# Görev
Geçmiş, gelecek ve hayatın vicdanı üzerine yazılmış okuma metnini son cümlesinden sonra sürdürün.

# Okuma Metni
Geçmişimizi anladığımız zaman ne olur? Öncelikle, geleceğimiz hakkında öngörü sahibi olabilme olanağını keşfetmiş oluruz. Bu ne anlama gelir? Geçmişin ayak izleriyle, geleceğin senaryolarına yakın bağıntılar ve örüntüleri görebiliriz. Geleceğimizi inşa ediyoruz diyenler; burada haklılar. Kendimizi bir şeyi inşa etmek konusunda tam anlamıyla frenleyemiyoruz.
Sorunda iki yol görüyorum. İki yoldan biri hayatta kalabilmek için korunaklı bir alan sağlarken, diğeri gelecek kurma adımlarını içeriyor. İkincisi, korunaklı alanda devreye girebilir: hayal, umut ve yaratıcılık. Çünkü bu alanda zaman farklı işliyor diyebilirim.
Adalet, güven ve düzen, evrensel normlarla görünür olmalı. Bu nedenle sanatçılara ve bireysel ile toplumsal anlamda vicdanı duyarlı kılacak kavrayışlara ihtiyaç duyuyoruz. Hayatın adil olmadığını söylüyorlar. Peki, hayatın vicdanı var mı?
Hayatın bir şekilde vicdanı olması, hayatın devam ediyor olmasıdır. Düşünelim, ama bencilce değil. Kendini bencilliğin kafesine kapatmış olan insan, bu dar alan içinde bile ekosistem gibi bir hayat yaratmaya fırsat bulur.
Bu ince bir soru. “Düşünelim” derken belki buraya temas etmek istedim. Dünya oluşmadan, yani meydana gelmeden önce birçok kere yok oluşun eşiğine dayandı ve ateş topundan bu günkü durumuna geldi. Özetleyecek olursak, şu anda bu anlatımda bir illüzyon yok; daraltılmış ekosistemden öykünen bir yoğunluk var.
Seçimim belli: sentez, yani köprü. İnsan rol yapmayı bırakacak, sanatı dahi sahi olacak. O nedenle zaman ve varlık diyorum. Katmanları, farklı ritim ve akışlarda bileşik alana taşıyan bir yapı.

# Çıkarılan Bilgiler

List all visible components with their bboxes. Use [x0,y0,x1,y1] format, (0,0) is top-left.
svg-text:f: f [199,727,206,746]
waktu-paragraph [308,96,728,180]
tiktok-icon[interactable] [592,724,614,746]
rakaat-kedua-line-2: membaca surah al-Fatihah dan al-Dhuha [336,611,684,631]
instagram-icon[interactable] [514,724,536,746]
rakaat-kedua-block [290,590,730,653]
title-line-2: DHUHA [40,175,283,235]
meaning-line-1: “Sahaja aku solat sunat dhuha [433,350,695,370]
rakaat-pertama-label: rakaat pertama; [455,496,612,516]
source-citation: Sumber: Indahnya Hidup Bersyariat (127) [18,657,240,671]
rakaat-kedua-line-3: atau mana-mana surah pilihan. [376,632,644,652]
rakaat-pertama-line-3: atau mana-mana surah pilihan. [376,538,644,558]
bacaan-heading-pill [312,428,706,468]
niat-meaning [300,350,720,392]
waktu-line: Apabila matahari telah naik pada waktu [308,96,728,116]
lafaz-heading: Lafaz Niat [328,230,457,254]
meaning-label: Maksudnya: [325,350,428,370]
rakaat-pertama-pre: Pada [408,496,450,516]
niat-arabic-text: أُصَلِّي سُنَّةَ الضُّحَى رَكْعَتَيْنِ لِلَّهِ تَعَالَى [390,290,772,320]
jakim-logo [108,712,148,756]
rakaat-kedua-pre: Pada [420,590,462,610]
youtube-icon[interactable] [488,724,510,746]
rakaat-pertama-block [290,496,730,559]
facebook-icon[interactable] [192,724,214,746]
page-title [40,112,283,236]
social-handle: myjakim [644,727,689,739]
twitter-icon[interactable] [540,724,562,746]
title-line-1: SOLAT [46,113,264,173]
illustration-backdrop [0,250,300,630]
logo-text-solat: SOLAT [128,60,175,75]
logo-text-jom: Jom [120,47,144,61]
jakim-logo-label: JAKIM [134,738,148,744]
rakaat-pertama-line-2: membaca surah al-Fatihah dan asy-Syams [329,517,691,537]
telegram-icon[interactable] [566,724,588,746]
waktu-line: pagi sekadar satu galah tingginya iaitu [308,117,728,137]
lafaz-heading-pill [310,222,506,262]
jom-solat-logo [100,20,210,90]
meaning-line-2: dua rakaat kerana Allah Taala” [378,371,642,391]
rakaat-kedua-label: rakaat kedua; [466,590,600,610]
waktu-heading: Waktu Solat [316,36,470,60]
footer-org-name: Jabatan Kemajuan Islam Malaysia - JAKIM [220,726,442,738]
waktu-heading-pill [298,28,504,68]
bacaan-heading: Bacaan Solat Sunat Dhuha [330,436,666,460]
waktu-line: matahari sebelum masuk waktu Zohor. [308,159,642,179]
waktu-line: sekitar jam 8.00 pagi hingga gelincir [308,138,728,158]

# Yanıt
Dünya, eskisi gibi yeni bir hayata ihtiyaç duyuyor. Bu, yeni ve güzel şeyleri tanımakla olur. Biz hâlâ birçok şeyi tam anlamıyla tanımıyoruz.
İlk önce insanlar ve bilim insanları, bilincin var olduğunu kabul etmeli. Bu bilinç aslında bir uzantıdır. Bunu anlamaya çalışmalıyız; özellikle, nasıl benlik olgusunu ve insanın ben kimliğini tanıyorsak, bilincin de var olduğunu anlamalıyız.
Bencillik ve benlik, bilinçle tutarlı bir bağ kurmadığı zaman, sığ kaldığı kadar vahşi yanımızı da görünür kılar. O zaman, bencillik sığ ise, bilinç tam tersi yönde, yani genişlemek anlamında uzantıların açılımı oluyor.
Kısıtlı çerçeve ile sınırlı hedefler doğrultusunda sağlanan uyum, evrensel vicdan değildir. Uyum gerçekteyse hücresel yapılardan galaksilere kadar tüm ilişkileri kapsayan bütüncül bir süreçtir. Vicdan, bu sürecin somut deneyimlenmiş içselleştirilmesidir; duygular ve eylemler düşüncelere kapı aralar. İnsan özgün farkındalığıyla bilişsel ve sarmal ekosistemde gözlemleyen alanlar yaratır.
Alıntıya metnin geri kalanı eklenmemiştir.